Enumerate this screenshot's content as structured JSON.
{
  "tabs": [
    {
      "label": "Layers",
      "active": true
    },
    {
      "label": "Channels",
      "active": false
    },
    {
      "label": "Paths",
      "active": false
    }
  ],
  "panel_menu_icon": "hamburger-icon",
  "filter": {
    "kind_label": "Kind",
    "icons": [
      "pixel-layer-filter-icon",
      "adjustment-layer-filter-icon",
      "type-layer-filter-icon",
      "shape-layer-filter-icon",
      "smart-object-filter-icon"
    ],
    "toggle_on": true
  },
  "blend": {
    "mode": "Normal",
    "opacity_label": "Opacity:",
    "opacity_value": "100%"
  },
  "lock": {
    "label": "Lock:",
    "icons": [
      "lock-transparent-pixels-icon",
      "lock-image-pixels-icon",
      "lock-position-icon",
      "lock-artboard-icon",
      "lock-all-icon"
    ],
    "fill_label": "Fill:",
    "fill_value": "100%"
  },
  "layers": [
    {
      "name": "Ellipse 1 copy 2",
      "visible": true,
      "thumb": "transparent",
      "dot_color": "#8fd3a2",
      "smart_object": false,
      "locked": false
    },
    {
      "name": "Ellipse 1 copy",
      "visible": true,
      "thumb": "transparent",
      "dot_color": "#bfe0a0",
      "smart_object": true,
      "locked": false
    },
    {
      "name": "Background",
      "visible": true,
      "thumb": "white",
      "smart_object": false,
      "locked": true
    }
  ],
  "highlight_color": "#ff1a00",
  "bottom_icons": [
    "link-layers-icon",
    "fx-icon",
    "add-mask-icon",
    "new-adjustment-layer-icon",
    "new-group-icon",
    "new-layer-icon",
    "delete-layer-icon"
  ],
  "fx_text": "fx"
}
......
**The exercise:** Reproduce all of the records exactly.

**Answer to this problem:**
Enumerate this screenshot's content as structured JSON.
{
  "tabs": [
    {
      "label": "Layers",
      "active": true
    },
    {
      "label": "Channels",
      "active": false
    },
    {
      "label": "Paths",
      "active": false
    }
  ],
  "panel_menu_icon": "hamburger-icon",
  "filter": {
    "kind_label": "Kind",
    "icons": [
      "pixel-layer-filter-icon",
      "adjustment-layer-filter-icon",
      "type-layer-filter-icon",
      "shape-layer-filter-icon",
      "smart-object-filter-icon"
    ],
    "toggle_on": true
  },
  "blend": {
    "mode": "Normal",
    "opacity_label": "Opacity:",
    "opacity_value": "100%"
  },
  "lock": {
    "label": "Lock:",
    "icons": [
      "lock-transparent-pixels-icon",
      "lock-image-pixels-icon",
      "lock-position-icon",
      "lock-artboard-icon",
      "lock-all-icon"
    ],
    "fill_label": "Fill:",
    "fill_value": "100%"
  },
  "layers": [
    {
      "name": "Ellipse 1 copy 2",
      "visible": true,
      "thumb": "transparent",
      "dot_color": "#8fd3a2",
      "smart_object": false,
      "locked": false
    },
    {
      "name": "Ellipse 1 copy",
      "visible": true,
      "thumb": "transparent",
      "dot_color": "#bfe0a0",
      "smart_object": true,
      "locked": false
    },
    {
      "name": "Background",
      "visible": true,
      "thumb": "white",
      "smart_object": false,
      "locked": true
    }
  ],
  "highlight_color": "#ff1a00",
  "bottom_icons": [
    "link-layers-icon",
    "fx-icon",
    "add-mask-icon",
    "new-adjustment-layer-icon",
    "new-group-icon",
    "new-layer-icon",
    "delete-layer-icon"
  ],
  "fx_text": "fx"
}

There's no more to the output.